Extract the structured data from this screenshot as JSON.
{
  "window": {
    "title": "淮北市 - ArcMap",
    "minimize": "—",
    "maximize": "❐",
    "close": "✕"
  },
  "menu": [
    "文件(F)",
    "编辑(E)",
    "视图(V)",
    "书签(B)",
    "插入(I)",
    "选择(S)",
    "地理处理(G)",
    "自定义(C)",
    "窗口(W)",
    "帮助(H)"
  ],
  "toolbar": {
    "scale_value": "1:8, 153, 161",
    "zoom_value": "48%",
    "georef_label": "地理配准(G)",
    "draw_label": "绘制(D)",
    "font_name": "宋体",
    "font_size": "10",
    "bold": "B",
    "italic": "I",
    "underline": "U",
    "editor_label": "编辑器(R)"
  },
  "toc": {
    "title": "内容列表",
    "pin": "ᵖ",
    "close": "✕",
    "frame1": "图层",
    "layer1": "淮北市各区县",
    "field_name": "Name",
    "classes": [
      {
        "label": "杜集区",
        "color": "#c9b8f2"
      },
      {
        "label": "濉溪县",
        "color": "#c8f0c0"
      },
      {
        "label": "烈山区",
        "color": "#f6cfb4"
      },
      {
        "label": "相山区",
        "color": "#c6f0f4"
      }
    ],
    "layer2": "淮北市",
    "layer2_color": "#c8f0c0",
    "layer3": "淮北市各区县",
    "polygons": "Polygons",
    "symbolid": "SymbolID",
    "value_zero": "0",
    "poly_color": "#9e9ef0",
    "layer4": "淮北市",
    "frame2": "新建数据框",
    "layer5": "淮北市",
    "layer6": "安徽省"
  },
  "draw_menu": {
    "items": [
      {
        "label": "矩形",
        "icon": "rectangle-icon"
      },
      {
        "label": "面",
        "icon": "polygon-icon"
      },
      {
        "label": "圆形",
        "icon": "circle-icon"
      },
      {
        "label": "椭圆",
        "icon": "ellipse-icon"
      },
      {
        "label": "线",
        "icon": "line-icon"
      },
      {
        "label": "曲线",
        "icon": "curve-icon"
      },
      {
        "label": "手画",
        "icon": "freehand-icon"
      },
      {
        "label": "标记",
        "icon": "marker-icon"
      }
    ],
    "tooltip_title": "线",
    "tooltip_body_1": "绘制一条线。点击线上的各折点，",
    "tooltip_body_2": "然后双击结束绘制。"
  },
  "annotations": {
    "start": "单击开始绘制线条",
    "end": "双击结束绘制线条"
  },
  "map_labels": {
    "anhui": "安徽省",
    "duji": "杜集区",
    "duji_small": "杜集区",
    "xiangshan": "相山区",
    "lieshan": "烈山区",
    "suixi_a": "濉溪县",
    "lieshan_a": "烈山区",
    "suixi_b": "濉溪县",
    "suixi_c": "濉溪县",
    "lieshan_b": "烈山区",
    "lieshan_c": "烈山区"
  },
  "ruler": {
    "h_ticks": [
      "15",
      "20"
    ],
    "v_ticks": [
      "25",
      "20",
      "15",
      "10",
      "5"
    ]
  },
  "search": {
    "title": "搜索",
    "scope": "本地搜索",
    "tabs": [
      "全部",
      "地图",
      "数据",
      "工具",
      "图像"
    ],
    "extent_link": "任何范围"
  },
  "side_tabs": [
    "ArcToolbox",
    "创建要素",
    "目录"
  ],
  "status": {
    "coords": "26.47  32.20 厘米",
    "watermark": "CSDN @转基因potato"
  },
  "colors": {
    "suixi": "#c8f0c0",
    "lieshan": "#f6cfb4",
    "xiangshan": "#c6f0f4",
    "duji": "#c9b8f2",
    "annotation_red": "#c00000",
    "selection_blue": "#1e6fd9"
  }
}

* Written task:
Among the records above, find each line holding the string "icon" and pull it out.

* The result:
        "icon": "rectangle-icon"
        "icon": "polygon-icon"
        "icon": "circle-icon"
        "icon": "ellipse-icon"
        "icon": "line-icon"
        "icon": "curve-icon"
        "icon": "freehand-icon"
        "icon": "marker-icon"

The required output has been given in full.